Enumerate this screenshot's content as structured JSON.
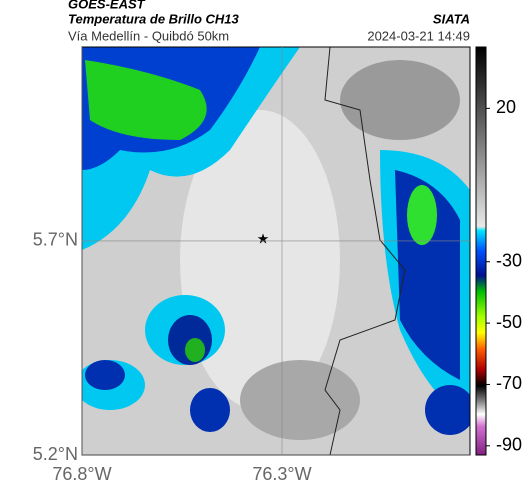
{
  "header": {
    "title": "GOES-EAST",
    "subtitle": "Temperatura de Brillo CH13",
    "route": "Vía Medellín - Quibdó 50km",
    "source": "SIATA",
    "timestamp": "2024-03-21 14:49"
  },
  "map": {
    "lonlim": [
      -76.8,
      -75.83
    ],
    "latlim": [
      5.2,
      6.153
    ],
    "lat_ticks": [
      {
        "value": 5.7,
        "label": "5.7°N"
      },
      {
        "value": 5.2,
        "label": "5.2°N"
      }
    ],
    "lon_ticks": [
      {
        "value": -76.8,
        "label": "76.8°W"
      },
      {
        "value": -76.3,
        "label": "76.3°W"
      }
    ]
  },
  "colorbar": {
    "lim": [
      -93,
      40
    ],
    "ticks": [
      20,
      -30,
      -50,
      -70,
      -90
    ]
  }
}
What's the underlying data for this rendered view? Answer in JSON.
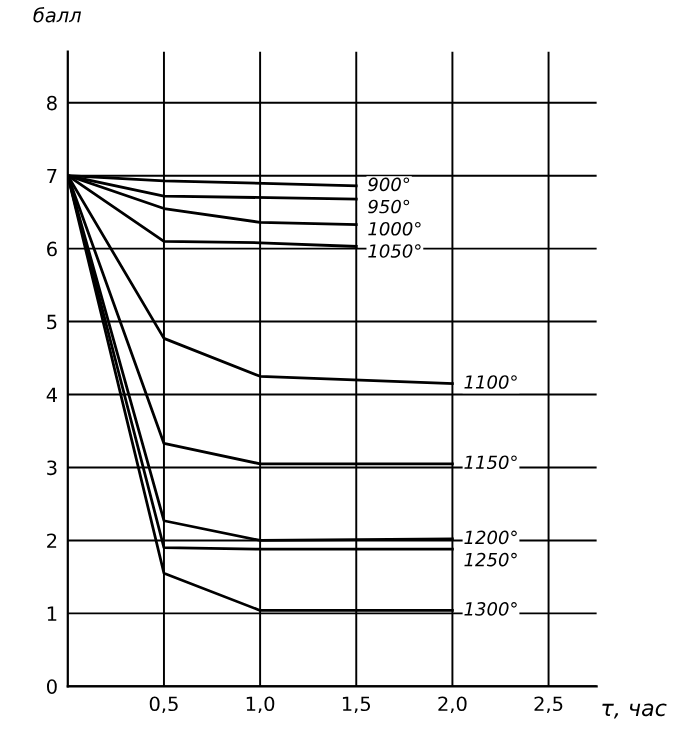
{
  "chart_data": {
    "type": "line",
    "ylabel": "балл",
    "xlabel": "τ, час",
    "xlim": [
      0,
      2.75
    ],
    "ylim": [
      0,
      8.7
    ],
    "xticks": [
      {
        "value": 0.5,
        "label": "0,5"
      },
      {
        "value": 1.0,
        "label": "1,0"
      },
      {
        "value": 1.5,
        "label": "1,5"
      },
      {
        "value": 2.0,
        "label": "2,0"
      },
      {
        "value": 2.5,
        "label": "2,5"
      }
    ],
    "yticks": [
      0,
      1,
      2,
      3,
      4,
      5,
      6,
      7,
      8
    ],
    "grid": true,
    "marker": "none",
    "line_style": "solid",
    "series": [
      {
        "name": "900°",
        "color": "#000000",
        "x": [
          0,
          0.5,
          1.5
        ],
        "values": [
          7,
          6.93,
          6.86
        ]
      },
      {
        "name": "950°",
        "color": "#000000",
        "x": [
          0,
          0.5,
          1.5
        ],
        "values": [
          7,
          6.72,
          6.68
        ]
      },
      {
        "name": "1000°",
        "color": "#000000",
        "x": [
          0,
          0.5,
          1.0,
          1.5
        ],
        "values": [
          7,
          6.55,
          6.36,
          6.33
        ]
      },
      {
        "name": "1050°",
        "color": "#000000",
        "x": [
          0,
          0.5,
          1.0,
          1.5
        ],
        "values": [
          7,
          6.1,
          6.08,
          6.03
        ]
      },
      {
        "name": "1100°",
        "color": "#000000",
        "x": [
          0,
          0.5,
          1.0,
          2.0
        ],
        "values": [
          7,
          4.77,
          4.25,
          4.15
        ]
      },
      {
        "name": "1150°",
        "color": "#000000",
        "x": [
          0,
          0.5,
          1.0,
          2.0
        ],
        "values": [
          7,
          3.33,
          3.05,
          3.05
        ]
      },
      {
        "name": "1200°",
        "color": "#000000",
        "x": [
          0,
          0.5,
          1.0,
          2.0
        ],
        "values": [
          7,
          2.27,
          2.0,
          2.02
        ]
      },
      {
        "name": "1250°",
        "color": "#000000",
        "x": [
          0,
          0.5,
          1.0,
          2.0
        ],
        "values": [
          7,
          1.9,
          1.88,
          1.88
        ]
      },
      {
        "name": "1300°",
        "color": "#000000",
        "x": [
          0,
          0.5,
          1.0,
          2.0
        ],
        "values": [
          7,
          1.55,
          1.04,
          1.04
        ]
      }
    ]
  }
}
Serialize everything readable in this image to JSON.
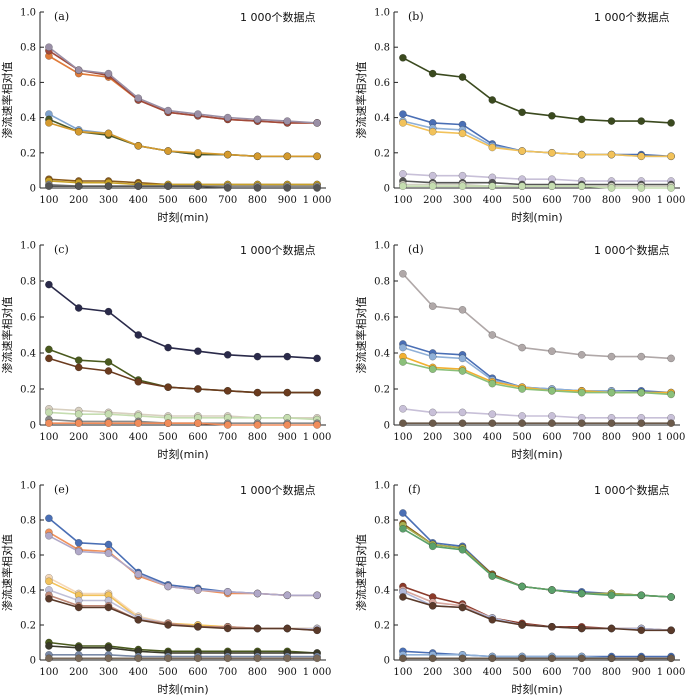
{
  "chart_data": [
    {
      "panel": "(a)",
      "type": "line",
      "annotation": "1 000个数据点",
      "xlabel": "时刻(min)",
      "ylabel": "渗流速率相对值",
      "x": [
        100,
        200,
        300,
        400,
        500,
        600,
        700,
        800,
        900,
        1000
      ],
      "x_ticks": [
        "100",
        "200",
        "300",
        "400",
        "500",
        "600",
        "700",
        "800",
        "900",
        "1 000"
      ],
      "y_ticks": [
        "0",
        "0.2",
        "0.4",
        "0.6",
        "0.8",
        "1.0"
      ],
      "ylim": [
        0,
        1.0
      ],
      "xlim": [
        70,
        1030
      ],
      "series": [
        {
          "color": "#e07b39",
          "values": [
            0.75,
            0.65,
            0.63,
            0.5,
            0.43,
            0.41,
            0.39,
            0.38,
            0.37,
            0.37
          ]
        },
        {
          "color": "#a14a3c",
          "values": [
            0.78,
            0.67,
            0.64,
            0.5,
            0.43,
            0.41,
            0.39,
            0.38,
            0.37,
            0.37
          ]
        },
        {
          "color": "#9a8fa6",
          "values": [
            0.8,
            0.67,
            0.65,
            0.51,
            0.44,
            0.42,
            0.4,
            0.39,
            0.38,
            0.37
          ]
        },
        {
          "color": "#7fa3cf",
          "values": [
            0.42,
            0.33,
            0.31,
            0.24,
            0.21,
            0.19,
            0.19,
            0.18,
            0.18,
            0.18
          ]
        },
        {
          "color": "#4d5a2a",
          "values": [
            0.39,
            0.32,
            0.3,
            0.24,
            0.21,
            0.19,
            0.19,
            0.18,
            0.18,
            0.18
          ]
        },
        {
          "color": "#d49a2e",
          "values": [
            0.37,
            0.32,
            0.31,
            0.24,
            0.21,
            0.2,
            0.19,
            0.18,
            0.18,
            0.18
          ]
        },
        {
          "color": "#8b5a1a",
          "values": [
            0.05,
            0.04,
            0.04,
            0.03,
            0.02,
            0.02,
            0.02,
            0.02,
            0.02,
            0.02
          ]
        },
        {
          "color": "#c9a227",
          "values": [
            0.04,
            0.03,
            0.03,
            0.02,
            0.02,
            0.02,
            0.02,
            0.02,
            0.02,
            0.02
          ]
        },
        {
          "color": "#888888",
          "values": [
            0.02,
            0.01,
            0.01,
            0.01,
            0.01,
            0.01,
            0.01,
            0.01,
            0.01,
            0.01
          ]
        },
        {
          "color": "#555555",
          "values": [
            0.01,
            0.01,
            0.01,
            0.01,
            0.01,
            0.01,
            0.0,
            0.0,
            0.0,
            0.0
          ]
        }
      ]
    },
    {
      "panel": "(b)",
      "type": "line",
      "annotation": "1 000个数据点",
      "xlabel": "时刻(min)",
      "ylabel": "渗流速率相对值",
      "x": [
        100,
        200,
        300,
        400,
        500,
        600,
        700,
        800,
        900,
        1000
      ],
      "x_ticks": [
        "100",
        "200",
        "300",
        "400",
        "500",
        "600",
        "700",
        "800",
        "900",
        "1 000"
      ],
      "y_ticks": [
        "0",
        "0.2",
        "0.4",
        "0.6",
        "0.8",
        "1.0"
      ],
      "ylim": [
        0,
        1.0
      ],
      "xlim": [
        70,
        1030
      ],
      "series": [
        {
          "color": "#3b4a1f",
          "values": [
            0.74,
            0.65,
            0.63,
            0.5,
            0.43,
            0.41,
            0.39,
            0.38,
            0.38,
            0.37
          ]
        },
        {
          "color": "#4a6fb5",
          "values": [
            0.42,
            0.37,
            0.36,
            0.25,
            0.21,
            0.2,
            0.19,
            0.19,
            0.19,
            0.18
          ]
        },
        {
          "color": "#8fb0d8",
          "values": [
            0.38,
            0.34,
            0.33,
            0.24,
            0.21,
            0.2,
            0.19,
            0.19,
            0.18,
            0.18
          ]
        },
        {
          "color": "#f2c25a",
          "values": [
            0.37,
            0.32,
            0.31,
            0.23,
            0.21,
            0.2,
            0.19,
            0.19,
            0.18,
            0.18
          ]
        },
        {
          "color": "#c8c0d8",
          "values": [
            0.08,
            0.07,
            0.07,
            0.06,
            0.05,
            0.05,
            0.04,
            0.04,
            0.04,
            0.04
          ]
        },
        {
          "color": "#555555",
          "values": [
            0.04,
            0.03,
            0.03,
            0.03,
            0.02,
            0.02,
            0.02,
            0.02,
            0.02,
            0.02
          ]
        },
        {
          "color": "#d0d0c0",
          "values": [
            0.02,
            0.02,
            0.02,
            0.01,
            0.01,
            0.01,
            0.01,
            0.01,
            0.01,
            0.01
          ]
        },
        {
          "color": "#c5ddb0",
          "values": [
            0.01,
            0.01,
            0.01,
            0.01,
            0.01,
            0.01,
            0.01,
            0.0,
            0.0,
            0.0
          ]
        }
      ]
    },
    {
      "panel": "(c)",
      "type": "line",
      "annotation": "1 000个数据点",
      "xlabel": "时刻(min)",
      "ylabel": "渗流速率相对值",
      "x": [
        100,
        200,
        300,
        400,
        500,
        600,
        700,
        800,
        900,
        1000
      ],
      "x_ticks": [
        "100",
        "200",
        "300",
        "400",
        "500",
        "600",
        "700",
        "800",
        "900",
        "1 000"
      ],
      "y_ticks": [
        "0",
        "0.2",
        "0.4",
        "0.6",
        "0.8",
        "1.0"
      ],
      "ylim": [
        0,
        1.0
      ],
      "xlim": [
        70,
        1030
      ],
      "series": [
        {
          "color": "#2a2a4a",
          "values": [
            0.78,
            0.65,
            0.63,
            0.5,
            0.43,
            0.41,
            0.39,
            0.38,
            0.38,
            0.37
          ]
        },
        {
          "color": "#4a5a1e",
          "values": [
            0.42,
            0.36,
            0.35,
            0.25,
            0.21,
            0.2,
            0.19,
            0.18,
            0.18,
            0.18
          ]
        },
        {
          "color": "#6b3b1e",
          "values": [
            0.37,
            0.32,
            0.3,
            0.24,
            0.21,
            0.2,
            0.19,
            0.18,
            0.18,
            0.18
          ]
        },
        {
          "color": "#d8d0c0",
          "values": [
            0.09,
            0.08,
            0.07,
            0.06,
            0.05,
            0.05,
            0.05,
            0.04,
            0.04,
            0.04
          ]
        },
        {
          "color": "#c5ddb0",
          "values": [
            0.07,
            0.06,
            0.06,
            0.05,
            0.04,
            0.04,
            0.04,
            0.04,
            0.04,
            0.03
          ]
        },
        {
          "color": "#8a8a8a",
          "values": [
            0.03,
            0.02,
            0.02,
            0.02,
            0.01,
            0.01,
            0.01,
            0.01,
            0.01,
            0.01
          ]
        },
        {
          "color": "#f08c5a",
          "values": [
            0.01,
            0.01,
            0.01,
            0.01,
            0.01,
            0.01,
            0.0,
            0.0,
            0.0,
            0.0
          ]
        }
      ]
    },
    {
      "panel": "(d)",
      "type": "line",
      "annotation": "1 000个数据点",
      "xlabel": "时刻(min)",
      "ylabel": "渗流速率相对值",
      "x": [
        100,
        200,
        300,
        400,
        500,
        600,
        700,
        800,
        900,
        1000
      ],
      "x_ticks": [
        "100",
        "200",
        "300",
        "400",
        "500",
        "600",
        "700",
        "800",
        "900",
        "1 000"
      ],
      "y_ticks": [
        "0",
        "0.2",
        "0.4",
        "0.6",
        "0.8",
        "1.0"
      ],
      "ylim": [
        0,
        1.0
      ],
      "xlim": [
        70,
        1030
      ],
      "series": [
        {
          "color": "#b0a8a8",
          "values": [
            0.84,
            0.66,
            0.64,
            0.5,
            0.43,
            0.41,
            0.39,
            0.38,
            0.38,
            0.37
          ]
        },
        {
          "color": "#4a6fb5",
          "values": [
            0.45,
            0.4,
            0.39,
            0.26,
            0.21,
            0.2,
            0.19,
            0.19,
            0.19,
            0.18
          ]
        },
        {
          "color": "#8fb0d8",
          "values": [
            0.43,
            0.38,
            0.37,
            0.25,
            0.21,
            0.2,
            0.19,
            0.19,
            0.18,
            0.18
          ]
        },
        {
          "color": "#f2b030",
          "values": [
            0.38,
            0.32,
            0.31,
            0.24,
            0.21,
            0.19,
            0.19,
            0.18,
            0.18,
            0.18
          ]
        },
        {
          "color": "#8bc07a",
          "values": [
            0.35,
            0.31,
            0.3,
            0.23,
            0.2,
            0.19,
            0.18,
            0.18,
            0.18,
            0.17
          ]
        },
        {
          "color": "#c8c0d8",
          "values": [
            0.09,
            0.07,
            0.07,
            0.06,
            0.05,
            0.05,
            0.04,
            0.04,
            0.04,
            0.04
          ]
        },
        {
          "color": "#6b5a4a",
          "values": [
            0.01,
            0.01,
            0.01,
            0.01,
            0.01,
            0.01,
            0.01,
            0.01,
            0.01,
            0.01
          ]
        }
      ]
    },
    {
      "panel": "(e)",
      "type": "line",
      "annotation": "1 000个数据点",
      "xlabel": "时刻(min)",
      "ylabel": "渗流速率相对值",
      "x": [
        100,
        200,
        300,
        400,
        500,
        600,
        700,
        800,
        900,
        1000
      ],
      "x_ticks": [
        "100",
        "200",
        "300",
        "400",
        "500",
        "600",
        "700",
        "800",
        "900",
        "1 000"
      ],
      "y_ticks": [
        "0",
        "0.2",
        "0.4",
        "0.6",
        "0.8",
        "1.0"
      ],
      "ylim": [
        0,
        1.0
      ],
      "xlim": [
        70,
        1030
      ],
      "series": [
        {
          "color": "#4a6fb5",
          "values": [
            0.81,
            0.67,
            0.66,
            0.5,
            0.43,
            0.41,
            0.39,
            0.38,
            0.37,
            0.37
          ]
        },
        {
          "color": "#f0905a",
          "values": [
            0.73,
            0.63,
            0.62,
            0.48,
            0.42,
            0.4,
            0.38,
            0.38,
            0.37,
            0.37
          ]
        },
        {
          "color": "#b0a8c8",
          "values": [
            0.71,
            0.62,
            0.61,
            0.49,
            0.42,
            0.4,
            0.39,
            0.38,
            0.37,
            0.37
          ]
        },
        {
          "color": "#f5d8b8",
          "values": [
            0.47,
            0.38,
            0.38,
            0.25,
            0.21,
            0.2,
            0.19,
            0.18,
            0.18,
            0.18
          ]
        },
        {
          "color": "#f2c25a",
          "values": [
            0.45,
            0.37,
            0.37,
            0.24,
            0.21,
            0.2,
            0.19,
            0.18,
            0.18,
            0.18
          ]
        },
        {
          "color": "#c0c0d8",
          "values": [
            0.4,
            0.34,
            0.34,
            0.24,
            0.21,
            0.19,
            0.19,
            0.18,
            0.18,
            0.18
          ]
        },
        {
          "color": "#c08a78",
          "values": [
            0.37,
            0.31,
            0.31,
            0.23,
            0.21,
            0.19,
            0.19,
            0.18,
            0.18,
            0.17
          ]
        },
        {
          "color": "#5a3a2a",
          "values": [
            0.35,
            0.3,
            0.3,
            0.23,
            0.2,
            0.19,
            0.18,
            0.18,
            0.18,
            0.17
          ]
        },
        {
          "color": "#4a5a1e",
          "values": [
            0.1,
            0.08,
            0.08,
            0.06,
            0.05,
            0.05,
            0.05,
            0.05,
            0.05,
            0.04
          ]
        },
        {
          "color": "#3a3a2a",
          "values": [
            0.08,
            0.07,
            0.07,
            0.05,
            0.04,
            0.04,
            0.04,
            0.04,
            0.04,
            0.04
          ]
        },
        {
          "color": "#7a8aa8",
          "values": [
            0.03,
            0.03,
            0.03,
            0.02,
            0.02,
            0.02,
            0.02,
            0.02,
            0.02,
            0.02
          ]
        },
        {
          "color": "#7a6a5a",
          "values": [
            0.01,
            0.01,
            0.01,
            0.01,
            0.01,
            0.01,
            0.01,
            0.01,
            0.01,
            0.01
          ]
        }
      ]
    },
    {
      "panel": "(f)",
      "type": "line",
      "annotation": "1 000个数据点",
      "xlabel": "时刻(min)",
      "ylabel": "渗流速率相对值",
      "x": [
        100,
        200,
        300,
        400,
        500,
        600,
        700,
        800,
        900,
        1000
      ],
      "x_ticks": [
        "100",
        "200",
        "300",
        "400",
        "500",
        "600",
        "700",
        "800",
        "900",
        "1 000"
      ],
      "y_ticks": [
        "0",
        "0.2",
        "0.4",
        "0.6",
        "0.8",
        "1.0"
      ],
      "ylim": [
        0,
        1.0
      ],
      "xlim": [
        70,
        1030
      ],
      "series": [
        {
          "color": "#4a6fb5",
          "values": [
            0.84,
            0.67,
            0.65,
            0.49,
            0.42,
            0.4,
            0.39,
            0.38,
            0.37,
            0.36
          ]
        },
        {
          "color": "#8b5a1a",
          "values": [
            0.78,
            0.66,
            0.64,
            0.49,
            0.42,
            0.4,
            0.38,
            0.38,
            0.37,
            0.36
          ]
        },
        {
          "color": "#a8b050",
          "values": [
            0.77,
            0.66,
            0.64,
            0.48,
            0.42,
            0.4,
            0.38,
            0.38,
            0.37,
            0.36
          ]
        },
        {
          "color": "#5aa06a",
          "values": [
            0.75,
            0.65,
            0.63,
            0.48,
            0.42,
            0.4,
            0.38,
            0.37,
            0.37,
            0.36
          ]
        },
        {
          "color": "#8b3a2a",
          "values": [
            0.42,
            0.36,
            0.32,
            0.24,
            0.21,
            0.19,
            0.19,
            0.18,
            0.18,
            0.17
          ]
        },
        {
          "color": "#d8a8a0",
          "values": [
            0.4,
            0.33,
            0.31,
            0.24,
            0.2,
            0.19,
            0.18,
            0.18,
            0.18,
            0.17
          ]
        },
        {
          "color": "#b0b8d8",
          "values": [
            0.39,
            0.31,
            0.3,
            0.24,
            0.2,
            0.19,
            0.18,
            0.18,
            0.18,
            0.17
          ]
        },
        {
          "color": "#5a3a2a",
          "values": [
            0.36,
            0.31,
            0.3,
            0.23,
            0.2,
            0.19,
            0.18,
            0.18,
            0.17,
            0.17
          ]
        },
        {
          "color": "#4a6fb5",
          "values": [
            0.05,
            0.04,
            0.03,
            0.02,
            0.02,
            0.02,
            0.02,
            0.02,
            0.02,
            0.02
          ]
        },
        {
          "color": "#8fb0d8",
          "values": [
            0.03,
            0.03,
            0.03,
            0.02,
            0.02,
            0.02,
            0.02,
            0.01,
            0.01,
            0.01
          ]
        },
        {
          "color": "#6b5a4a",
          "values": [
            0.01,
            0.01,
            0.01,
            0.01,
            0.01,
            0.01,
            0.01,
            0.01,
            0.01,
            0.01
          ]
        }
      ]
    }
  ]
}
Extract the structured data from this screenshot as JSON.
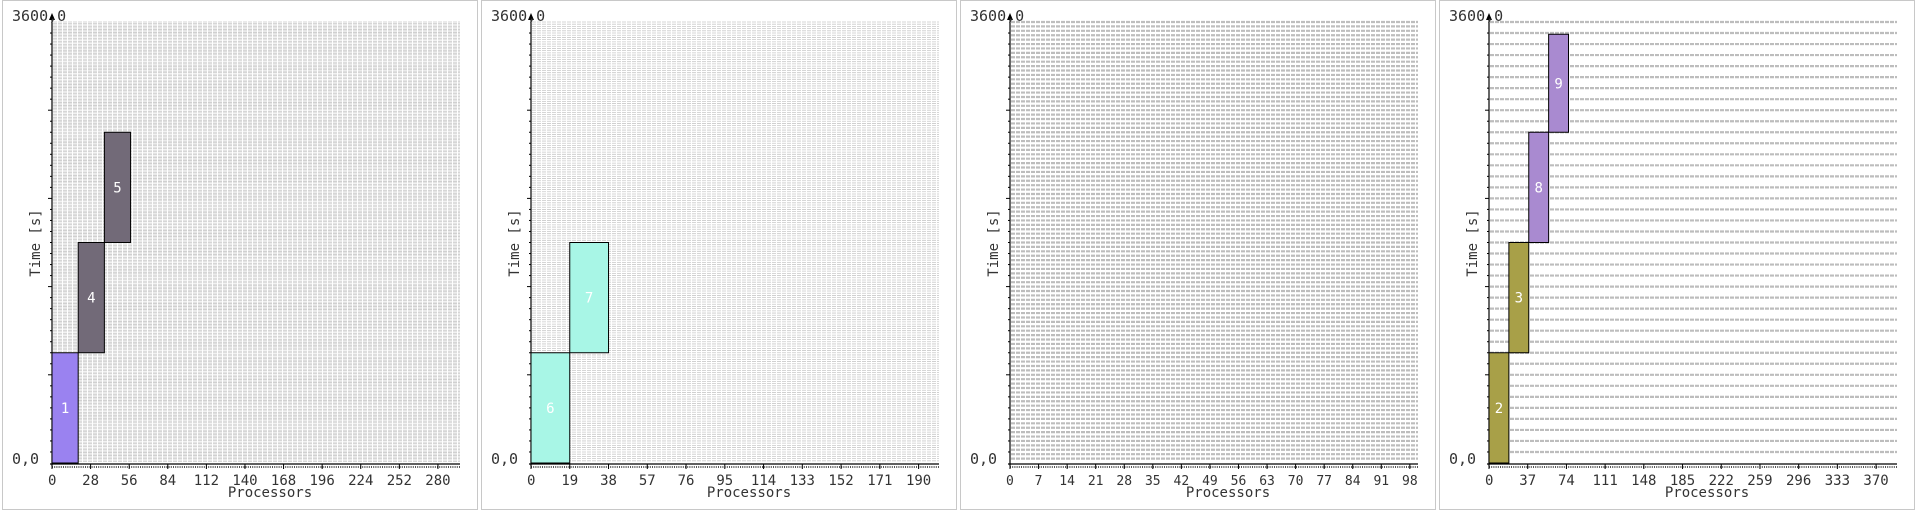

+--

## [INSTRUCTION]
List each line of the records that holds the string "JSON".

## [RIGHT ANSWER]
Enumerate this screenshot's content as structured JSON.
What's the underlying data for this rendered view? Answer in JSON.
Serialize everything readable in this image to JSON.
Extract the structured data from this screenshot as JSON.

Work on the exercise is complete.